- Instructions for the task -
Transcribe each entry below exactly. Pictures do not go in the copy.

========================================

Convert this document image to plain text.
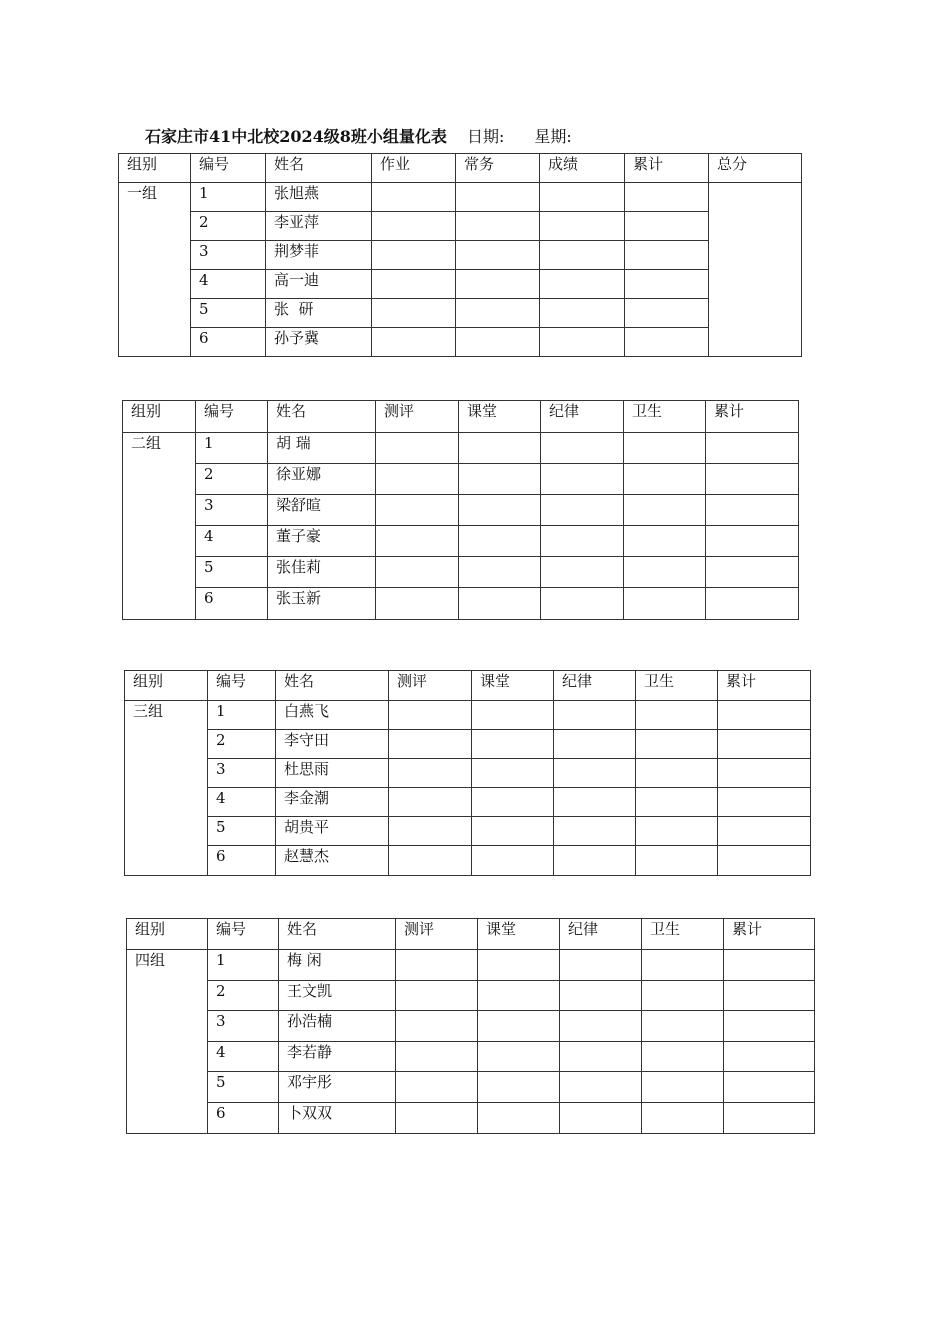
石家庄市41中北校2024级8班小组量化表 日期: 星期:
组别	编号	姓名	作业	常务	成绩	累计	总分
一组	1	张旭燕					
	2	李亚萍					
	3	荆梦菲					
	4	高一迪					
	5	张  研					
	6	孙予冀					
组别	编号	姓名	测评	课堂	纪律	卫生	累计
二组	1	胡 瑞					
	2	徐亚娜					
	3	梁舒暄					
	4	董子豪					
	5	张佳莉					
	6	张玉新					
组别	编号	姓名	测评	课堂	纪律	卫生	累计
三组	1	白燕飞					
	2	李守田					
	3	杜思雨					
	4	李金潮					
	5	胡贵平					
	6	赵慧杰					
组别	编号	姓名	测评	课堂	纪律	卫生	累计
四组	1	梅 闲					
	2	王文凯					
	3	孙浩楠					
	4	李若静					
	5	邓宇彤					
	6	卜双双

========================================

- Answer to the exercise -
Convert this document image to plain text.
石家庄市41中北校2024级8班小组量化表 日期: 星期:
组别	编号	姓名	作业	常务	成绩	累计	总分
一组	1	张旭燕					
	2	李亚萍					
	3	荆梦菲					
	4	高一迪					
	5	张  研					
	6	孙予冀					
组别	编号	姓名	测评	课堂	纪律	卫生	累计
二组	1	胡 瑞					
	2	徐亚娜					
	3	梁舒暄					
	4	董子豪					
	5	张佳莉					
	6	张玉新					
组别	编号	姓名	测评	课堂	纪律	卫生	累计
三组	1	白燕飞					
	2	李守田					
	3	杜思雨					
	4	李金潮					
	5	胡贵平					
	6	赵慧杰					
组别	编号	姓名	测评	课堂	纪律	卫生	累计
四组	1	梅 闲					
	2	王文凯					
	3	孙浩楠					
	4	李若静					
	5	邓宇彤					
	6	卜双双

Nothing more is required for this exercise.